--- begin Material for this exercise ---

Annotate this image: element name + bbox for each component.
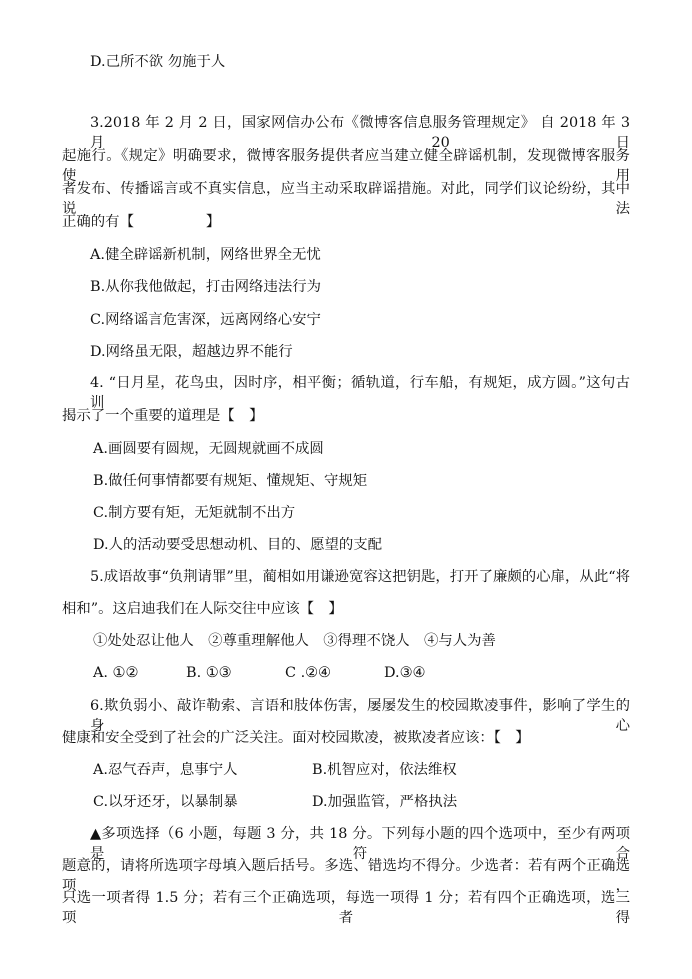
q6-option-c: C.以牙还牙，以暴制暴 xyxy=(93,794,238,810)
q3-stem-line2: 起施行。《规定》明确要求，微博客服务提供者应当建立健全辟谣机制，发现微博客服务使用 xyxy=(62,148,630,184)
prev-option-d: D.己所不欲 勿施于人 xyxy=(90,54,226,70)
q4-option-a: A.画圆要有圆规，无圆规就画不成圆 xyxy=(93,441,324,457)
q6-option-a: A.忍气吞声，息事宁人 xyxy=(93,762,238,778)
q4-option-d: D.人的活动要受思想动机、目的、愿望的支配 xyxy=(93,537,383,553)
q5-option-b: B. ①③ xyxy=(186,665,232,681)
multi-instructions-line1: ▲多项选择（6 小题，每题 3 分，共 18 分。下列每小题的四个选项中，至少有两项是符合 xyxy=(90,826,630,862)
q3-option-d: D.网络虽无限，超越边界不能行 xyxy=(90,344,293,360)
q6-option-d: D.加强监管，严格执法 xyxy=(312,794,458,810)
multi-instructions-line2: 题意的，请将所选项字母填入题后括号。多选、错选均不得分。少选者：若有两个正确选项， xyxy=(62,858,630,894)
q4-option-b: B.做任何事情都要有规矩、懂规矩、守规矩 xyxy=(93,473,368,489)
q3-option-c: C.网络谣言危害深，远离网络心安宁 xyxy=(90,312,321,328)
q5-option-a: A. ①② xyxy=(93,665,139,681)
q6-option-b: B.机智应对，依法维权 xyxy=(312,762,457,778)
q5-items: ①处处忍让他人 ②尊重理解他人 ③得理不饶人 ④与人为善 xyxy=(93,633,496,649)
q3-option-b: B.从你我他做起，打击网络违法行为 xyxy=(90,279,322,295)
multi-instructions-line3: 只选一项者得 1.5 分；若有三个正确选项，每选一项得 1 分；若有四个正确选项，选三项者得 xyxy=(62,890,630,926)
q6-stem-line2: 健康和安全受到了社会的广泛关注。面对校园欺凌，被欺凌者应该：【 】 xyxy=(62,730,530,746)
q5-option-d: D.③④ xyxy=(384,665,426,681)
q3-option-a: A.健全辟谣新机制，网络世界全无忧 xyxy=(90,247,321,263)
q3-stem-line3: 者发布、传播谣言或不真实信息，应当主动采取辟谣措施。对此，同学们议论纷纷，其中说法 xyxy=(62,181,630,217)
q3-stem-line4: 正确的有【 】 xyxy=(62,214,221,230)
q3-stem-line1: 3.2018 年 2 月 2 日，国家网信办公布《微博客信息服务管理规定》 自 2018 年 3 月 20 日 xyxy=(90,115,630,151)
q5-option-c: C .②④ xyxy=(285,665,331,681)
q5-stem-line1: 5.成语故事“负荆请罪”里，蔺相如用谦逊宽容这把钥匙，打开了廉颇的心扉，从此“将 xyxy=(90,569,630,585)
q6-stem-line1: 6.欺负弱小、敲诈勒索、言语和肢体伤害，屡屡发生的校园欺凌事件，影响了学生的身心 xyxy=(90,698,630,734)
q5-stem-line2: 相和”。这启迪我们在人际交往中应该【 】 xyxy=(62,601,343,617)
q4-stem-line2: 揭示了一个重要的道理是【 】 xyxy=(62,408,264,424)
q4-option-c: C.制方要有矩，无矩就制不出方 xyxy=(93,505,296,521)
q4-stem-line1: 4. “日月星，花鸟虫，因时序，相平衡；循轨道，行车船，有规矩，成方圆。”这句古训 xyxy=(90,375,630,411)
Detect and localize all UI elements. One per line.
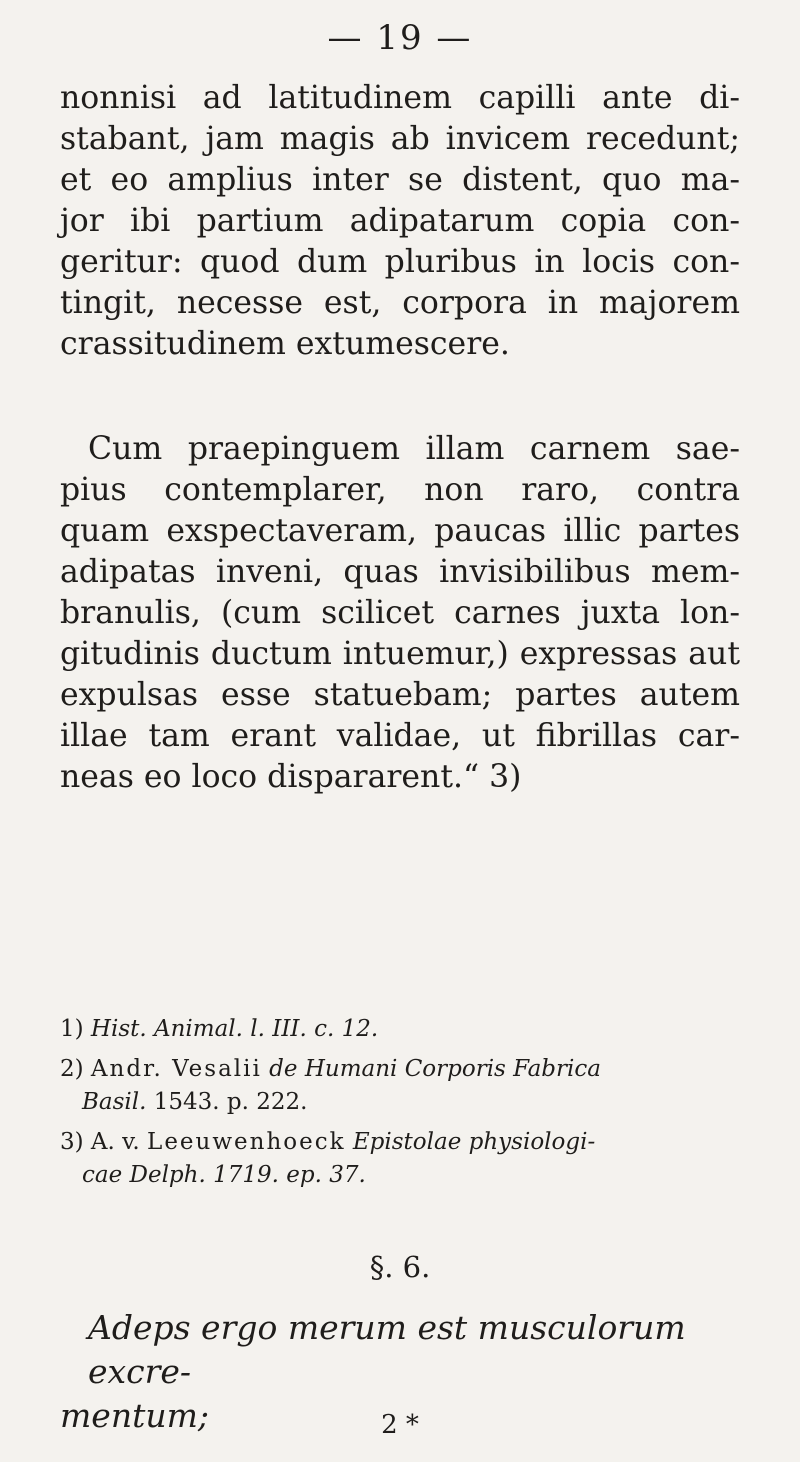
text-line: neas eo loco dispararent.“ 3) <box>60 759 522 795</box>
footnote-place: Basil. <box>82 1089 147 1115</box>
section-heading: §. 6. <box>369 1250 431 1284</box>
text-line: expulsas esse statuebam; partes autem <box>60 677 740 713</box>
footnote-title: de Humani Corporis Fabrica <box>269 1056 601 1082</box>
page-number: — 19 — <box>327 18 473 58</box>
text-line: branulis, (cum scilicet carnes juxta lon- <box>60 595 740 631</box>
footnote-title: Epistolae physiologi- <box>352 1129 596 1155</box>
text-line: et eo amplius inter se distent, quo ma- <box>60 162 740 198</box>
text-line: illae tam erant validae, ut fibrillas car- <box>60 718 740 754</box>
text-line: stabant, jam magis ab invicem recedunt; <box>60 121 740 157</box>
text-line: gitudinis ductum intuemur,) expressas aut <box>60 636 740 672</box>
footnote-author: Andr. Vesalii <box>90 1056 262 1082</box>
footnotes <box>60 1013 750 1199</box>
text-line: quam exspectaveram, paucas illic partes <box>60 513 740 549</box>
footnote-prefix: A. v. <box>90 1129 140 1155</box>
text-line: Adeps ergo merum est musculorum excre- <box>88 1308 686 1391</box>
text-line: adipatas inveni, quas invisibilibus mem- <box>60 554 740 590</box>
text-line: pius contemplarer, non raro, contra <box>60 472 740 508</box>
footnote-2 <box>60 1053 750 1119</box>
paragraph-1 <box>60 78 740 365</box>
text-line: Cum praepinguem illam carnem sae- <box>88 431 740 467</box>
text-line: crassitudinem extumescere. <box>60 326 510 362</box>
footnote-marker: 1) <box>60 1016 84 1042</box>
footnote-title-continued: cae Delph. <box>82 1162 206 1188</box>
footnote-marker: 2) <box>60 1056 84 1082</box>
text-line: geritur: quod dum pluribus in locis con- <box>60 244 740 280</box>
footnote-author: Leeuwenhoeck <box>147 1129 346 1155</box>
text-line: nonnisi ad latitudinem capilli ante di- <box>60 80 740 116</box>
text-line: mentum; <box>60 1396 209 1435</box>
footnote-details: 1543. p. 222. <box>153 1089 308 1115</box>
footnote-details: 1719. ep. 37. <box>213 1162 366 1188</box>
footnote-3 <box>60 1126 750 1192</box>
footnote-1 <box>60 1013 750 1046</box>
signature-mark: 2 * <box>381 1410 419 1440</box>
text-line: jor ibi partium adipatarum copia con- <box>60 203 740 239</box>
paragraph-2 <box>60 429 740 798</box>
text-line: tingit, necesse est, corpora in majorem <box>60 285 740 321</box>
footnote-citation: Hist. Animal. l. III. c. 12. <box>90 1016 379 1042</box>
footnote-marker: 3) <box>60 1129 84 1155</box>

--- end Material for this exercise ---

» **Directive**: Copy out each line above that contains the string "marker".

» **Output**:
footnote-marker: 1) <box>60 1016 84 1042</box>
footnote-marker: 2) <box>60 1056 84 1082</box>
footnote-marker: 3) <box>60 1129 84 1155</box>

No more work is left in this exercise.